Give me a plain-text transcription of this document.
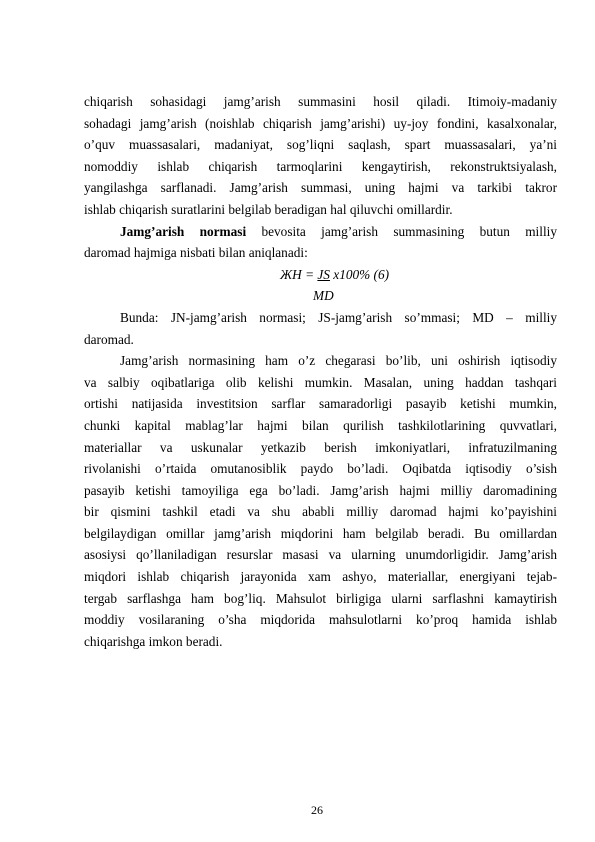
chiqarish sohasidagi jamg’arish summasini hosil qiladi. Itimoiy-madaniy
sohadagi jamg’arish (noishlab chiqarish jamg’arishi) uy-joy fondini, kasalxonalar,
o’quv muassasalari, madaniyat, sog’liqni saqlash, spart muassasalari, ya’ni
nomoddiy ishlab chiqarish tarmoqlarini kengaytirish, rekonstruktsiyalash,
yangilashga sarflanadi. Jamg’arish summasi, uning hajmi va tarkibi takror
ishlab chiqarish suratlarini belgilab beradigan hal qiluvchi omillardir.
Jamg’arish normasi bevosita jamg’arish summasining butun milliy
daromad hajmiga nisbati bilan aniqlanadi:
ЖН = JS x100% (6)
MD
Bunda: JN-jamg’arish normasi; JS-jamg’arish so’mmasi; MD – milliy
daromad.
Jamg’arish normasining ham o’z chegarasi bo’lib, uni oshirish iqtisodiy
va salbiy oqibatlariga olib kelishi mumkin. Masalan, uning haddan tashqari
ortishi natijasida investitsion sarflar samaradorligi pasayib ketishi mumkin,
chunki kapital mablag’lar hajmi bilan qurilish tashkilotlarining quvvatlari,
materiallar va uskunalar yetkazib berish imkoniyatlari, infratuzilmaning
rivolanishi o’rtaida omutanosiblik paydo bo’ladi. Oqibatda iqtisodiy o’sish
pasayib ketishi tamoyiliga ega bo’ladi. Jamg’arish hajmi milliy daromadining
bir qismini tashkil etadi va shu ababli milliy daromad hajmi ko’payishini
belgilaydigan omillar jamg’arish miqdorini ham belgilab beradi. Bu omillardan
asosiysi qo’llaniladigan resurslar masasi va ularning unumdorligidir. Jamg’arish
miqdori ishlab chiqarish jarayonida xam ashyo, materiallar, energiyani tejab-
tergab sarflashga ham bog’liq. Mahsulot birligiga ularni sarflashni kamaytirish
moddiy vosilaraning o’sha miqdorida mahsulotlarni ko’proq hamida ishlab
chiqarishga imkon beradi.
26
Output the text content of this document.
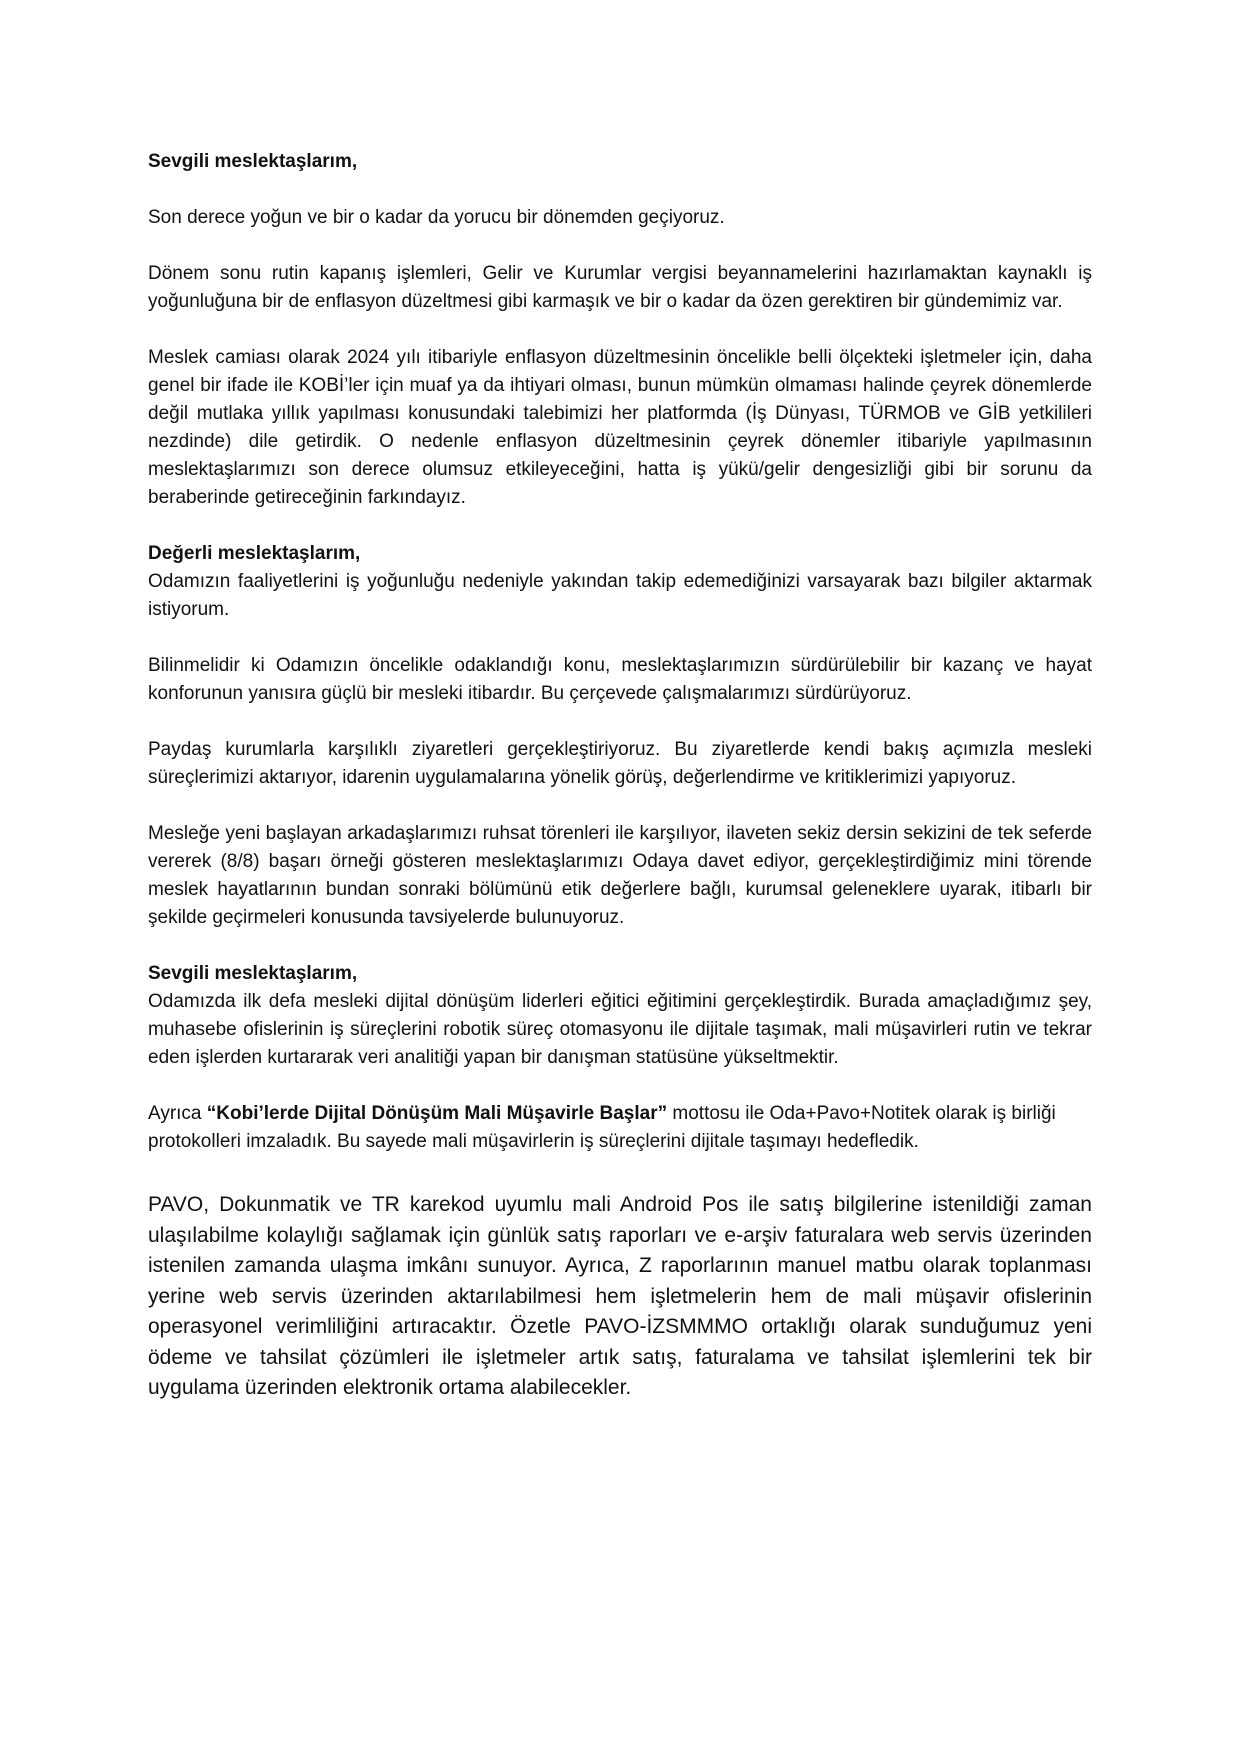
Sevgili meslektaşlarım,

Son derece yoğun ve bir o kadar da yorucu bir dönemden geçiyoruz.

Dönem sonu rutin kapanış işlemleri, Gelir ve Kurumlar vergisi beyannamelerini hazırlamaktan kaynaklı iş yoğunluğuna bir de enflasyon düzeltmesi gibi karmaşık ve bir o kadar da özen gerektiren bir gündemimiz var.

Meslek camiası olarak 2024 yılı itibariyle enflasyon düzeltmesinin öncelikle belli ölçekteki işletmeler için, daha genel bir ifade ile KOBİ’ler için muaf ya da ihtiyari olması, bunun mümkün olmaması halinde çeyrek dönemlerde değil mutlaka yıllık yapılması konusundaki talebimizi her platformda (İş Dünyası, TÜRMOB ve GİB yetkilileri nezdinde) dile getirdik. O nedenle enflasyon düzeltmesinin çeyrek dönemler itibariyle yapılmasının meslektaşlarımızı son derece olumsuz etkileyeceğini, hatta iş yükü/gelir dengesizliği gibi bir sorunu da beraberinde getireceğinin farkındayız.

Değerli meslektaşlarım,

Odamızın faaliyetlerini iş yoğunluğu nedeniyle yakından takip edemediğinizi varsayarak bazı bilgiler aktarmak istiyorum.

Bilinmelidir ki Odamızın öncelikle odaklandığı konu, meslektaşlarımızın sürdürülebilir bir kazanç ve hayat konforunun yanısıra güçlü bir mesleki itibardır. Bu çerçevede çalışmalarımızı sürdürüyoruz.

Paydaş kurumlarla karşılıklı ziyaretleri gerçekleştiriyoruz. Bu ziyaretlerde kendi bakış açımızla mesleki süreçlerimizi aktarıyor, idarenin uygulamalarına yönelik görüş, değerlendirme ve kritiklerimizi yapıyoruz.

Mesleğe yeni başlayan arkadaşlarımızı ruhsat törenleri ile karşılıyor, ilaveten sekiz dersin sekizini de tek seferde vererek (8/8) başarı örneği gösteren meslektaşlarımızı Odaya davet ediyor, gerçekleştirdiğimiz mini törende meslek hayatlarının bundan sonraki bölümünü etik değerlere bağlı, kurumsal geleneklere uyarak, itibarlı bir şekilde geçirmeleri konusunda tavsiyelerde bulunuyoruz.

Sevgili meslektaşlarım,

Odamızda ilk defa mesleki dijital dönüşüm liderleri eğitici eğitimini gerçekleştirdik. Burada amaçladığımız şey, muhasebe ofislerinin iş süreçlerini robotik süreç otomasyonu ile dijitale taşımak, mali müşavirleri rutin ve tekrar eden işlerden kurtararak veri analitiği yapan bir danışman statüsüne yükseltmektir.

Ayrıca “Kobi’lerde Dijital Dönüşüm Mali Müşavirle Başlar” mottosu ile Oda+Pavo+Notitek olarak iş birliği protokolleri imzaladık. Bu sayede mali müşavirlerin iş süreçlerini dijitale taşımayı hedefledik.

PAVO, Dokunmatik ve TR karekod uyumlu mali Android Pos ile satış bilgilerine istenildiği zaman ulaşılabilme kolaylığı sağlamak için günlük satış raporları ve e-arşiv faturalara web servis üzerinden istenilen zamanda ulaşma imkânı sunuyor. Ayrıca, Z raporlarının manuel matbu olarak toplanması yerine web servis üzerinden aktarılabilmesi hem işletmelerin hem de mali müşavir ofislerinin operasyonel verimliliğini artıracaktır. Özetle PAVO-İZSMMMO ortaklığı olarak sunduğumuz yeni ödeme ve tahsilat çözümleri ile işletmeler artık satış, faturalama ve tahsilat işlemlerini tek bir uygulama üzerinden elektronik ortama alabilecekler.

### TASK REQUIREMENTS
Reproduce all entries exactly. Pictures do not belong in the copy.

### ANSWER TO THE PROBLEM
Give me a plain-text transcription of this document.
chiqarish sohasidagi jamg’arish summasini hosil qiladi. Itimoiy-madaniy
sohadagi jamg’arish (noishlab chiqarish jamg’arishi) uy-joy fondini, kasalxonalar,
o’quv muassasalari, madaniyat, sog’liqni saqlash, spart muassasalari, ya’ni
nomoddiy ishlab chiqarish tarmoqlarini kengaytirish, rekonstruktsiyalash,
yangilashga sarflanadi. Jamg’arish summasi, uning hajmi va tarkibi takror
ishlab chiqarish suratlarini belgilab beradigan hal qiluvchi omillardir.
Jamg’arish normasi bevosita jamg’arish summasining butun milliy
daromad hajmiga nisbati bilan aniqlanadi:
ЖН = JS x100% (6)
MD
Bunda: JN-jamg’arish normasi; JS-jamg’arish so’mmasi; MD – milliy
daromad.
Jamg’arish normasining ham o’z chegarasi bo’lib, uni oshirish iqtisodiy
va salbiy oqibatlariga olib kelishi mumkin. Masalan, uning haddan tashqari
ortishi natijasida investitsion sarflar samaradorligi pasayib ketishi mumkin,
chunki kapital mablag’lar hajmi bilan qurilish tashkilotlarining quvvatlari,
materiallar va uskunalar yetkazib berish imkoniyatlari, infratuzilmaning
rivolanishi o’rtaida omutanosiblik paydo bo’ladi. Oqibatda iqtisodiy o’sish
pasayib ketishi tamoyiliga ega bo’ladi. Jamg’arish hajmi milliy daromadining
bir qismini tashkil etadi va shu ababli milliy daromad hajmi ko’payishini
belgilaydigan omillar jamg’arish miqdorini ham belgilab beradi. Bu omillardan
asosiysi qo’llaniladigan resurslar masasi va ularning unumdorligidir. Jamg’arish
miqdori ishlab chiqarish jarayonida xam ashyo, materiallar, energiyani tejab-
tergab sarflashga ham bog’liq. Mahsulot birligiga ularni sarflashni kamaytirish
moddiy vosilaraning o’sha miqdorida mahsulotlarni ko’proq hamida ishlab
chiqarishga imkon beradi.
26
Output the text content of this document.
Sevgili meslektaşlarım,

Son derece yoğun ve bir o kadar da yorucu bir dönemden geçiyoruz.

Dönem sonu rutin kapanış işlemleri, Gelir ve Kurumlar vergisi beyannamelerini hazırlamaktan kaynaklı iş yoğunluğuna bir de enflasyon düzeltmesi gibi karmaşık ve bir o kadar da özen gerektiren bir gündemimiz var.

Meslek camiası olarak 2024 yılı itibariyle enflasyon düzeltmesinin öncelikle belli ölçekteki işletmeler için, daha genel bir ifade ile KOBİ’ler için muaf ya da ihtiyari olması, bunun mümkün olmaması halinde çeyrek dönemlerde değil mutlaka yıllık yapılması konusundaki talebimizi her platformda (İş Dünyası, TÜRMOB ve GİB yetkilileri nezdinde) dile getirdik. O nedenle enflasyon düzeltmesinin çeyrek dönemler itibariyle yapılmasının meslektaşlarımızı son derece olumsuz etkileyeceğini, hatta iş yükü/gelir dengesizliği gibi bir sorunu da beraberinde getireceğinin farkındayız.

Değerli meslektaşlarım,

Odamızın faaliyetlerini iş yoğunluğu nedeniyle yakından takip edemediğinizi varsayarak bazı bilgiler aktarmak istiyorum.

Bilinmelidir ki Odamızın öncelikle odaklandığı konu, meslektaşlarımızın sürdürülebilir bir kazanç ve hayat konforunun yanısıra güçlü bir mesleki itibardır. Bu çerçevede çalışmalarımızı sürdürüyoruz.

Paydaş kurumlarla karşılıklı ziyaretleri gerçekleştiriyoruz. Bu ziyaretlerde kendi bakış açımızla mesleki süreçlerimizi aktarıyor, idarenin uygulamalarına yönelik görüş, değerlendirme ve kritiklerimizi yapıyoruz.

Mesleğe yeni başlayan arkadaşlarımızı ruhsat törenleri ile karşılıyor, ilaveten sekiz dersin sekizini de tek seferde vererek (8/8) başarı örneği gösteren meslektaşlarımızı Odaya davet ediyor, gerçekleştirdiğimiz mini törende meslek hayatlarının bundan sonraki bölümünü etik değerlere bağlı, kurumsal geleneklere uyarak, itibarlı bir şekilde geçirmeleri konusunda tavsiyelerde bulunuyoruz.

Sevgili meslektaşlarım,

Odamızda ilk defa mesleki dijital dönüşüm liderleri eğitici eğitimini gerçekleştirdik. Burada amaçladığımız şey, muhasebe ofislerinin iş süreçlerini robotik süreç otomasyonu ile dijitale taşımak, mali müşavirleri rutin ve tekrar eden işlerden kurtararak veri analitiği yapan bir danışman statüsüne yükseltmektir.

Ayrıca “Kobi’lerde Dijital Dönüşüm Mali Müşavirle Başlar” mottosu ile Oda+Pavo+Notitek olarak iş birliği protokolleri imzaladık. Bu sayede mali müşavirlerin iş süreçlerini dijitale taşımayı hedefledik.

PAVO, Dokunmatik ve TR karekod uyumlu mali Android Pos ile satış bilgilerine istenildiği zaman ulaşılabilme kolaylığı sağlamak için günlük satış raporları ve e-arşiv faturalara web servis üzerinden istenilen zamanda ulaşma imkânı sunuyor. Ayrıca, Z raporlarının manuel matbu olarak toplanması yerine web servis üzerinden aktarılabilmesi hem işletmelerin hem de mali müşavir ofislerinin operasyonel verimliliğini artıracaktır. Özetle PAVO-İZSMMMO ortaklığı olarak sunduğumuz yeni ödeme ve tahsilat çözümleri ile işletmeler artık satış, faturalama ve tahsilat işlemlerini tek bir uygulama üzerinden elektronik ortama alabilecekler.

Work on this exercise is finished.